Data rows =>
- - - - -
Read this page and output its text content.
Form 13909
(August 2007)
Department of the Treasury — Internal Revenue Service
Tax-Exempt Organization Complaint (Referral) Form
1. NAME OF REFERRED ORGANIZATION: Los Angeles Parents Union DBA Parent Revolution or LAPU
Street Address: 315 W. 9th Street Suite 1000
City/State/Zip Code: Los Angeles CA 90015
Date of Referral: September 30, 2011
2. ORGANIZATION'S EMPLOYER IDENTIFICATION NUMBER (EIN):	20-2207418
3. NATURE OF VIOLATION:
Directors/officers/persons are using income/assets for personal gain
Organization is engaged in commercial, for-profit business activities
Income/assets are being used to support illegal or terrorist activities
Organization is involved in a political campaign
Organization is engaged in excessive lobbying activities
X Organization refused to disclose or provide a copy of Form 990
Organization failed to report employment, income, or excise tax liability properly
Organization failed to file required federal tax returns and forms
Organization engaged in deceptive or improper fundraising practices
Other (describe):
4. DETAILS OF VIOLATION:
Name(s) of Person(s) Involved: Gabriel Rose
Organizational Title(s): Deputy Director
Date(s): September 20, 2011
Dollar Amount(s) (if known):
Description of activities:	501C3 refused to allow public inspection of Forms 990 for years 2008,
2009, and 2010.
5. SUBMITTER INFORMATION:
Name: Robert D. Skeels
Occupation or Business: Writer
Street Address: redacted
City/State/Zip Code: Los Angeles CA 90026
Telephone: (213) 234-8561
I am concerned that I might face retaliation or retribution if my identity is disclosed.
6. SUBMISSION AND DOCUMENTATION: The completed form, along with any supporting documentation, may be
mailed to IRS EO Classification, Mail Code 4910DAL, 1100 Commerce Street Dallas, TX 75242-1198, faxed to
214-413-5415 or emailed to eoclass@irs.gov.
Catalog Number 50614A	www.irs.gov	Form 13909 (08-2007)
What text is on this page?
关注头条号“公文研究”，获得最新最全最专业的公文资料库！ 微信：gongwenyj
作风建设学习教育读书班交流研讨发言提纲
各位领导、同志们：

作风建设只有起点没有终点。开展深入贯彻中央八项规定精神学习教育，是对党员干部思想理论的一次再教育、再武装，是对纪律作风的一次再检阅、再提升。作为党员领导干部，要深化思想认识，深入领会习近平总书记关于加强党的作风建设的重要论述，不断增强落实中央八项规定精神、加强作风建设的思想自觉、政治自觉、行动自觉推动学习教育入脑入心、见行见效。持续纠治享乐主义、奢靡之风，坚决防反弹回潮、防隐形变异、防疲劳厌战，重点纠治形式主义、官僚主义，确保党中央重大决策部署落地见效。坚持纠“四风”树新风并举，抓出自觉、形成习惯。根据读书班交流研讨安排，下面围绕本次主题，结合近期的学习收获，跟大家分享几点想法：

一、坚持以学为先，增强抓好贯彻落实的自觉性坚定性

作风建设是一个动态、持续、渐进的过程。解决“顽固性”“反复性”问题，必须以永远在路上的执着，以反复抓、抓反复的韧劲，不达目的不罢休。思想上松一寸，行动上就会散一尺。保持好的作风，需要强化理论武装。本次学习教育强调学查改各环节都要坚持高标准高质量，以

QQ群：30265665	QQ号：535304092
- - - - -
Aim => Print all of the entries exactly as they are written.

The completed task =>
Read this page and output its text content.
Form 13909
(August 2007)
Department of the Treasury — Internal Revenue Service
Tax-Exempt Organization Complaint (Referral) Form
1. NAME OF REFERRED ORGANIZATION: Los Angeles Parents Union DBA Parent Revolution or LAPU
Street Address: 315 W. 9th Street Suite 1000
City/State/Zip Code: Los Angeles CA 90015
Date of Referral: September 30, 2011
2. ORGANIZATION'S EMPLOYER IDENTIFICATION NUMBER (EIN):	20-2207418
3. NATURE OF VIOLATION:
Directors/officers/persons are using income/assets for personal gain
Organization is engaged in commercial, for-profit business activities
Income/assets are being used to support illegal or terrorist activities
Organization is involved in a political campaign
Organization is engaged in excessive lobbying activities
X Organization refused to disclose or provide a copy of Form 990
Organization failed to report employment, income, or excise tax liability properly
Organization failed to file required federal tax returns and forms
Organization engaged in deceptive or improper fundraising practices
Other (describe):
4. DETAILS OF VIOLATION:
Name(s) of Person(s) Involved: Gabriel Rose
Organizational Title(s): Deputy Director
Date(s): September 20, 2011
Dollar Amount(s) (if known):
Description of activities:	501C3 refused to allow public inspection of Forms 990 for years 2008,
2009, and 2010.
5. SUBMITTER INFORMATION:
Name: Robert D. Skeels
Occupation or Business: Writer
Street Address: redacted
City/State/Zip Code: Los Angeles CA 90026
Telephone: (213) 234-8561
I am concerned that I might face retaliation or retribution if my identity is disclosed.
6. SUBMISSION AND DOCUMENTATION: The completed form, along with any supporting documentation, may be
mailed to IRS EO Classification, Mail Code 4910DAL, 1100 Commerce Street Dallas, TX 75242-1198, faxed to
214-413-5415 or emailed to eoclass@irs.gov.
Catalog Number 50614A	www.irs.gov	Form 13909 (08-2007)
What text is on this page?
关注头条号“公文研究”，获得最新最全最专业的公文资料库！ 微信：gongwenyj
作风建设学习教育读书班交流研讨发言提纲
各位领导、同志们：

作风建设只有起点没有终点。开展深入贯彻中央八项规定精神学习教育，是对党员干部思想理论的一次再教育、再武装，是对纪律作风的一次再检阅、再提升。作为党员领导干部，要深化思想认识，深入领会习近平总书记关于加强党的作风建设的重要论述，不断增强落实中央八项规定精神、加强作风建设的思想自觉、政治自觉、行动自觉推动学习教育入脑入心、见行见效。持续纠治享乐主义、奢靡之风，坚决防反弹回潮、防隐形变异、防疲劳厌战，重点纠治形式主义、官僚主义，确保党中央重大决策部署落地见效。坚持纠“四风”树新风并举，抓出自觉、形成习惯。根据读书班交流研讨安排，下面围绕本次主题，结合近期的学习收获，跟大家分享几点想法：

一、坚持以学为先，增强抓好贯彻落实的自觉性坚定性

作风建设是一个动态、持续、渐进的过程。解决“顽固性”“反复性”问题，必须以永远在路上的执着，以反复抓、抓反复的韧劲，不达目的不罢休。思想上松一寸，行动上就会散一尺。保持好的作风，需要强化理论武装。本次学习教育强调学查改各环节都要坚持高标准高质量，以

QQ群：30265665	QQ号：535304092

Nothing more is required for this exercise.